Repeat all entries exactly.

= DATA RECORDS =
++++++++
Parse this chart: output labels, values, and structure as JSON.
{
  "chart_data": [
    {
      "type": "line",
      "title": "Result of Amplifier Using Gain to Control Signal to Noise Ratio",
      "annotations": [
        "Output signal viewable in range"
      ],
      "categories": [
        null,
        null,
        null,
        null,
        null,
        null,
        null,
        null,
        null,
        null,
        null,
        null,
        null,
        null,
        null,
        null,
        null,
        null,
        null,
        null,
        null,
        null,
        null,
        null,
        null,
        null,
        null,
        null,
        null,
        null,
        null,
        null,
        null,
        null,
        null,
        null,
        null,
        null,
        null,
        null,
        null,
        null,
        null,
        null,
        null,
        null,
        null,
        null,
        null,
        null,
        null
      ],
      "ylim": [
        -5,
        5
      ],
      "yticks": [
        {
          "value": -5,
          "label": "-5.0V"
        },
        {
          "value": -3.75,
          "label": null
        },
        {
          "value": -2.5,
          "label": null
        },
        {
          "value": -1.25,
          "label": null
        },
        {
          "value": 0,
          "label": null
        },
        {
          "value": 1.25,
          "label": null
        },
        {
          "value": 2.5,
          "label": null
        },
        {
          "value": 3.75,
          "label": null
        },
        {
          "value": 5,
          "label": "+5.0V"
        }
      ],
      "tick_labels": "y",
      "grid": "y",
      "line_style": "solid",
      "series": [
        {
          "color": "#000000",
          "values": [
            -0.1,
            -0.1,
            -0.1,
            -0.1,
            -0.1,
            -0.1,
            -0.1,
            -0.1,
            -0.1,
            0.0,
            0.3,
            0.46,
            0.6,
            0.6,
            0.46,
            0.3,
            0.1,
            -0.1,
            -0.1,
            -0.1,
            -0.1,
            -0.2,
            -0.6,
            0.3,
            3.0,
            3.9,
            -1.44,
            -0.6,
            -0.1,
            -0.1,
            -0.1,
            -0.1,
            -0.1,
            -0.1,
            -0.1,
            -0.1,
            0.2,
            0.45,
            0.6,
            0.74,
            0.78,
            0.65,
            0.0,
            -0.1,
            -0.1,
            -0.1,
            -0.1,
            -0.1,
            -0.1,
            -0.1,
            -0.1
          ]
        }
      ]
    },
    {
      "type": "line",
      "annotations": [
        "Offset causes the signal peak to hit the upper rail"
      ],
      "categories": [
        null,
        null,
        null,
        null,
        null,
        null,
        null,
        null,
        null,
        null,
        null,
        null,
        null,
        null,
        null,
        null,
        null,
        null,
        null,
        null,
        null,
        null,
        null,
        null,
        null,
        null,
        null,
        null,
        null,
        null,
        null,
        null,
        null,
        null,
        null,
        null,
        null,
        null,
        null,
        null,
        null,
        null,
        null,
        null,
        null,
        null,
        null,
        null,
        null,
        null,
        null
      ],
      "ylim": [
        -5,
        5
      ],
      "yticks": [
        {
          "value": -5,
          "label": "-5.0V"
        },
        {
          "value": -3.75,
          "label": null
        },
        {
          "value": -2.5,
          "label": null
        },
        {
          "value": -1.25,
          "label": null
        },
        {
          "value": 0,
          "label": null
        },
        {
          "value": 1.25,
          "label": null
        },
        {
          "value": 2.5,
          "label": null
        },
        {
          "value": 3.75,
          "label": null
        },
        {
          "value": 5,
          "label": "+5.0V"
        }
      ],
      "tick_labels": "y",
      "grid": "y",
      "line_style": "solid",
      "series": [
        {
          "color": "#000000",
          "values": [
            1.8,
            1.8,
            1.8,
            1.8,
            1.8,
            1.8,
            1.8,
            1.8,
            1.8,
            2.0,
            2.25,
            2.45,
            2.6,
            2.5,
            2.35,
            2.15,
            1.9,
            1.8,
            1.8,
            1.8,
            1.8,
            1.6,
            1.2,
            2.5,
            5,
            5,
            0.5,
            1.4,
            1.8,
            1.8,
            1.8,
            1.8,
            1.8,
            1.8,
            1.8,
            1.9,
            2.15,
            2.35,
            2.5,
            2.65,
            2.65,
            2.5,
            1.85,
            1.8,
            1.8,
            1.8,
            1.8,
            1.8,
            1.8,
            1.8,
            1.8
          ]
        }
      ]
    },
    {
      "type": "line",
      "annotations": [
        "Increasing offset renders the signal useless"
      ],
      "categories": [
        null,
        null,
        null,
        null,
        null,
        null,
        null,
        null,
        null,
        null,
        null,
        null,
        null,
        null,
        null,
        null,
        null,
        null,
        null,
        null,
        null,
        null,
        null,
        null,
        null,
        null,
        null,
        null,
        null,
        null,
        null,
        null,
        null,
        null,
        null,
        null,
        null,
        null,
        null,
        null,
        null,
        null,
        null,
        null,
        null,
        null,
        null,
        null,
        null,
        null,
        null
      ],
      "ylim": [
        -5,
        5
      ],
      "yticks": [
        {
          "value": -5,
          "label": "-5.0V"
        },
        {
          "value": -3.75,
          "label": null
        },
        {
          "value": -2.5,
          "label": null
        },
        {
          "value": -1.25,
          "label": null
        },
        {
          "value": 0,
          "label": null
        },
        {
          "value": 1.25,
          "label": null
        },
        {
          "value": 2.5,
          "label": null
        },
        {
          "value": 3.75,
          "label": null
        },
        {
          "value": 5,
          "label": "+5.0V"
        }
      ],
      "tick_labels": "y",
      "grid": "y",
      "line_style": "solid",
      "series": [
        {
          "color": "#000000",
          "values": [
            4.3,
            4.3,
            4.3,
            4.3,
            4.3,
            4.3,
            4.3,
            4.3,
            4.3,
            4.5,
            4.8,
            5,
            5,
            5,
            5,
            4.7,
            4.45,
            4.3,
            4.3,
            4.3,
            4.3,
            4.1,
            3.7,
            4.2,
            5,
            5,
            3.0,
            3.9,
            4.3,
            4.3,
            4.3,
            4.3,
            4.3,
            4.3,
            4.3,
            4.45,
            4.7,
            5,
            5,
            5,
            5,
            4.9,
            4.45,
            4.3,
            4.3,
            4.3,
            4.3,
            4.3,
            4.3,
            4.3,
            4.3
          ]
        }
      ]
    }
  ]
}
++++++++
= OUTPUT FOR THIS TASK =
Parse this chart: output labels, values, and structure as JSON.
{
  "chart_data": [
    {
      "type": "line",
      "title": "Result of Amplifier Using Gain to Control Signal to Noise Ratio",
      "annotations": [
        "Output signal viewable in range"
      ],
      "categories": [
        null,
        null,
        null,
        null,
        null,
        null,
        null,
        null,
        null,
        null,
        null,
        null,
        null,
        null,
        null,
        null,
        null,
        null,
        null,
        null,
        null,
        null,
        null,
        null,
        null,
        null,
        null,
        null,
        null,
        null,
        null,
        null,
        null,
        null,
        null,
        null,
        null,
        null,
        null,
        null,
        null,
        null,
        null,
        null,
        null,
        null,
        null,
        null,
        null,
        null,
        null
      ],
      "ylim": [
        -5,
        5
      ],
      "yticks": [
        {
          "value": -5,
          "label": "-5.0V"
        },
        {
          "value": -3.75,
          "label": null
        },
        {
          "value": -2.5,
          "label": null
        },
        {
          "value": -1.25,
          "label": null
        },
        {
          "value": 0,
          "label": null
        },
        {
          "value": 1.25,
          "label": null
        },
        {
          "value": 2.5,
          "label": null
        },
        {
          "value": 3.75,
          "label": null
        },
        {
          "value": 5,
          "label": "+5.0V"
        }
      ],
      "tick_labels": "y",
      "grid": "y",
      "line_style": "solid",
      "series": [
        {
          "color": "#000000",
          "values": [
            -0.1,
            -0.1,
            -0.1,
            -0.1,
            -0.1,
            -0.1,
            -0.1,
            -0.1,
            -0.1,
            0.0,
            0.3,
            0.46,
            0.6,
            0.6,
            0.46,
            0.3,
            0.1,
            -0.1,
            -0.1,
            -0.1,
            -0.1,
            -0.2,
            -0.6,
            0.3,
            3.0,
            3.9,
            -1.44,
            -0.6,
            -0.1,
            -0.1,
            -0.1,
            -0.1,
            -0.1,
            -0.1,
            -0.1,
            -0.1,
            0.2,
            0.45,
            0.6,
            0.74,
            0.78,
            0.65,
            0.0,
            -0.1,
            -0.1,
            -0.1,
            -0.1,
            -0.1,
            -0.1,
            -0.1,
            -0.1
          ]
        }
      ]
    },
    {
      "type": "line",
      "annotations": [
        "Offset causes the signal peak to hit the upper rail"
      ],
      "categories": [
        null,
        null,
        null,
        null,
        null,
        null,
        null,
        null,
        null,
        null,
        null,
        null,
        null,
        null,
        null,
        null,
        null,
        null,
        null,
        null,
        null,
        null,
        null,
        null,
        null,
        null,
        null,
        null,
        null,
        null,
        null,
        null,
        null,
        null,
        null,
        null,
        null,
        null,
        null,
        null,
        null,
        null,
        null,
        null,
        null,
        null,
        null,
        null,
        null,
        null,
        null
      ],
      "ylim": [
        -5,
        5
      ],
      "yticks": [
        {
          "value": -5,
          "label": "-5.0V"
        },
        {
          "value": -3.75,
          "label": null
        },
        {
          "value": -2.5,
          "label": null
        },
        {
          "value": -1.25,
          "label": null
        },
        {
          "value": 0,
          "label": null
        },
        {
          "value": 1.25,
          "label": null
        },
        {
          "value": 2.5,
          "label": null
        },
        {
          "value": 3.75,
          "label": null
        },
        {
          "value": 5,
          "label": "+5.0V"
        }
      ],
      "tick_labels": "y",
      "grid": "y",
      "line_style": "solid",
      "series": [
        {
          "color": "#000000",
          "values": [
            1.8,
            1.8,
            1.8,
            1.8,
            1.8,
            1.8,
            1.8,
            1.8,
            1.8,
            2.0,
            2.25,
            2.45,
            2.6,
            2.5,
            2.35,
            2.15,
            1.9,
            1.8,
            1.8,
            1.8,
            1.8,
            1.6,
            1.2,
            2.5,
            5,
            5,
            0.5,
            1.4,
            1.8,
            1.8,
            1.8,
            1.8,
            1.8,
            1.8,
            1.8,
            1.9,
            2.15,
            2.35,
            2.5,
            2.65,
            2.65,
            2.5,
            1.85,
            1.8,
            1.8,
            1.8,
            1.8,
            1.8,
            1.8,
            1.8,
            1.8
          ]
        }
      ]
    },
    {
      "type": "line",
      "annotations": [
        "Increasing offset renders the signal useless"
      ],
      "categories": [
        null,
        null,
        null,
        null,
        null,
        null,
        null,
        null,
        null,
        null,
        null,
        null,
        null,
        null,
        null,
        null,
        null,
        null,
        null,
        null,
        null,
        null,
        null,
        null,
        null,
        null,
        null,
        null,
        null,
        null,
        null,
        null,
        null,
        null,
        null,
        null,
        null,
        null,
        null,
        null,
        null,
        null,
        null,
        null,
        null,
        null,
        null,
        null,
        null,
        null,
        null
      ],
      "ylim": [
        -5,
        5
      ],
      "yticks": [
        {
          "value": -5,
          "label": "-5.0V"
        },
        {
          "value": -3.75,
          "label": null
        },
        {
          "value": -2.5,
          "label": null
        },
        {
          "value": -1.25,
          "label": null
        },
        {
          "value": 0,
          "label": null
        },
        {
          "value": 1.25,
          "label": null
        },
        {
          "value": 2.5,
          "label": null
        },
        {
          "value": 3.75,
          "label": null
        },
        {
          "value": 5,
          "label": "+5.0V"
        }
      ],
      "tick_labels": "y",
      "grid": "y",
      "line_style": "solid",
      "series": [
        {
          "color": "#000000",
          "values": [
            4.3,
            4.3,
            4.3,
            4.3,
            4.3,
            4.3,
            4.3,
            4.3,
            4.3,
            4.5,
            4.8,
            5,
            5,
            5,
            5,
            4.7,
            4.45,
            4.3,
            4.3,
            4.3,
            4.3,
            4.1,
            3.7,
            4.2,
            5,
            5,
            3.0,
            3.9,
            4.3,
            4.3,
            4.3,
            4.3,
            4.3,
            4.3,
            4.3,
            4.45,
            4.7,
            5,
            5,
            5,
            5,
            4.9,
            4.45,
            4.3,
            4.3,
            4.3,
            4.3,
            4.3,
            4.3,
            4.3,
            4.3
          ]
        }
      ]
    }
  ]
}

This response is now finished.